*** Supplied records

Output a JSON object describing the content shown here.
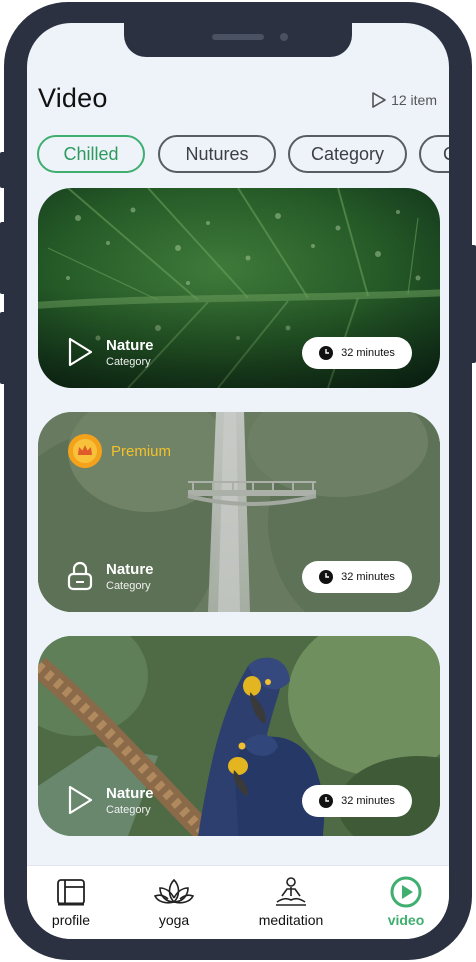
{
  "header": {
    "title": "Video",
    "item_count": "12 item"
  },
  "chips": [
    {
      "label": "Chilled",
      "active": true
    },
    {
      "label": "Nutures",
      "active": false
    },
    {
      "label": "Category",
      "active": false
    },
    {
      "label": "C",
      "active": false
    }
  ],
  "cards": [
    {
      "title": "Nature",
      "subtitle": "Category",
      "duration": "32 minutes",
      "locked": false,
      "premium": false,
      "scene": "leaf"
    },
    {
      "title": "Nature",
      "subtitle": "Category",
      "duration": "32 minutes",
      "locked": true,
      "premium": true,
      "premium_label": "Premium",
      "scene": "waterfall"
    },
    {
      "title": "Nature",
      "subtitle": "Category",
      "duration": "32 minutes",
      "locked": false,
      "premium": false,
      "scene": "parrots"
    }
  ],
  "tabs": [
    {
      "label": "profile",
      "icon": "profile-icon",
      "active": false
    },
    {
      "label": "yoga",
      "icon": "lotus-icon",
      "active": false
    },
    {
      "label": "meditation",
      "icon": "meditation-icon",
      "active": false
    },
    {
      "label": "video",
      "icon": "play-circle-icon",
      "active": true
    }
  ],
  "colors": {
    "accent": "#3fae6f",
    "premium": "#f4c02c",
    "background": "#eef3fa"
  }
}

******

### [Written task]
Copy the records exactly as they appear, excluding images.

### [Reply to the task]
Output a JSON object describing the content shown here.
{
  "header": {
    "title": "Video",
    "item_count": "12 item"
  },
  "chips": [
    {
      "label": "Chilled",
      "active": true
    },
    {
      "label": "Nutures",
      "active": false
    },
    {
      "label": "Category",
      "active": false
    },
    {
      "label": "C",
      "active": false
    }
  ],
  "cards": [
    {
      "title": "Nature",
      "subtitle": "Category",
      "duration": "32 minutes",
      "locked": false,
      "premium": false,
      "scene": "leaf"
    },
    {
      "title": "Nature",
      "subtitle": "Category",
      "duration": "32 minutes",
      "locked": true,
      "premium": true,
      "premium_label": "Premium",
      "scene": "waterfall"
    },
    {
      "title": "Nature",
      "subtitle": "Category",
      "duration": "32 minutes",
      "locked": false,
      "premium": false,
      "scene": "parrots"
    }
  ],
  "tabs": [
    {
      "label": "profile",
      "icon": "profile-icon",
      "active": false
    },
    {
      "label": "yoga",
      "icon": "lotus-icon",
      "active": false
    },
    {
      "label": "meditation",
      "icon": "meditation-icon",
      "active": false
    },
    {
      "label": "video",
      "icon": "play-circle-icon",
      "active": true
    }
  ],
  "colors": {
    "accent": "#3fae6f",
    "premium": "#f4c02c",
    "background": "#eef3fa"
  }
}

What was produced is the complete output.